• _PROBLEMS TO SOLVE_:
A: From the essay on reading contemporary art, copy the stretch from "Reading Contemporary Art" through "meaning of contemporary art.".
B: Shorten the paragraph of the essay on reading contemporary art that begins "The Esker featured Pulse of the Planet" while keeping its main facts.

• _DOCUMENT EXTRACT_:
====

Reading Contemporary Art
Marie Leduc
A visit to the Pinault Collection at the Bourse de Commerce in Paris this past fall made me realize how integral didactic texts have become in the presentation of contemporary art. As I wandered the galleries in the Bourse, I noticed how everyone gravitated towards the wall panels that accompanied every artwork. Often there was a crowd forming around the panel as visitors tried to understand the meaning of a strand of lights hanging from the ceiling (a work by Felix Gonzalez-Torres and Roni Horn), two rows of square grey panels on a wall in another room (a work by Sherrie Levine), or slabs of glass placed on the floor (a work by Nina Canell). A recent exhibition in Calgary at the Esker Foundation again confirmed this observation and made me ponder the role texts play in the making and meaning of contemporary art.
The Esker featured Pulse of the Planet, a retrospective exhibition of work by Mel O’Callaghan. The exhibition included numerous works demonstrating O’Callaghan’s cross-disciplinary art practice. There was a sculpture – two giant tuning forks on a platform – paintings, sound, film, and a performance presented at fixed times. Upon entering the Esker I was greeted by a receptionist who immediately offered me a pamphlet describing the exhibition and instructed me to read the wall text before viewing the show. She explained that it was necessary to know that O’Callaghan’s artistic practice includes collaborating with various scientists. She directed me to the large panel across from the entrance and as I moved through the exhibition I noted how every work was accompanied by a smaller panel fastened to the wall. The lengthy texts on these panels provided the usual information (such as title and date) and also identified the materials the artist had used, who she had collaborated with, and the meaning of the work.

====

• _DATA PROVIDED_:
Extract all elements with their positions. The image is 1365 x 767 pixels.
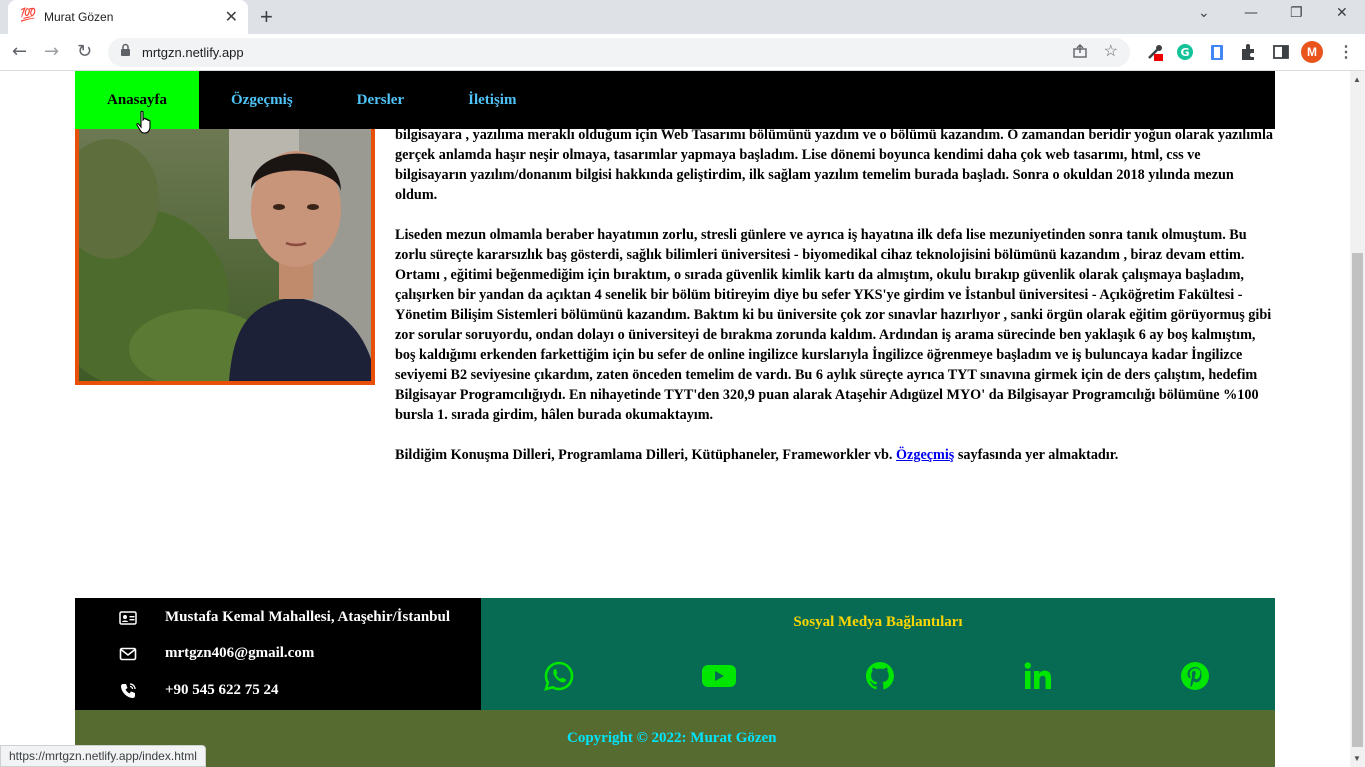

====

• _OUTPUTS_:
A:
Reading Contemporary Art
Marie Leduc
A visit to the Pinault Collection at the Bourse de Commerce in Paris this past fall made me realize how integral didactic texts have become in the presentation of contemporary art. As I wandered the galleries in the Bourse, I noticed how everyone gravitated towards the wall panels that accompanied every artwork. Often there was a crowd forming around the panel as visitors tried to understand the meaning of a strand of lights hanging from the ceiling (a work by Felix Gonzalez-Torres and Roni Horn), two rows of square grey panels on a wall in another room (a work by Sherrie Levine), or slabs of glass placed on the floor (a work by Nina Canell). A recent exhibition in Calgary at the Esker Foundation again confirmed this observation and made me ponder the role texts play in the making and meaning of contemporary art.

B: The Esker Foundation showed Pulse of the Planet, a retrospective of Mel O'Callaghan's cross-disciplinary work: a sculpture of two giant tuning forks on a platform, paintings, sound, film, and a performance at fixed times. A receptionist offered a pamphlet and said to read the wall text first, since it was necessary to know that O'Callaghan's practice includes collaborating with scientists. Besides a large panel across from the entrance, every work had a smaller wall panel. These panels gave lengthy texts with the title, date, materials, collaborators, and the meaning of the work.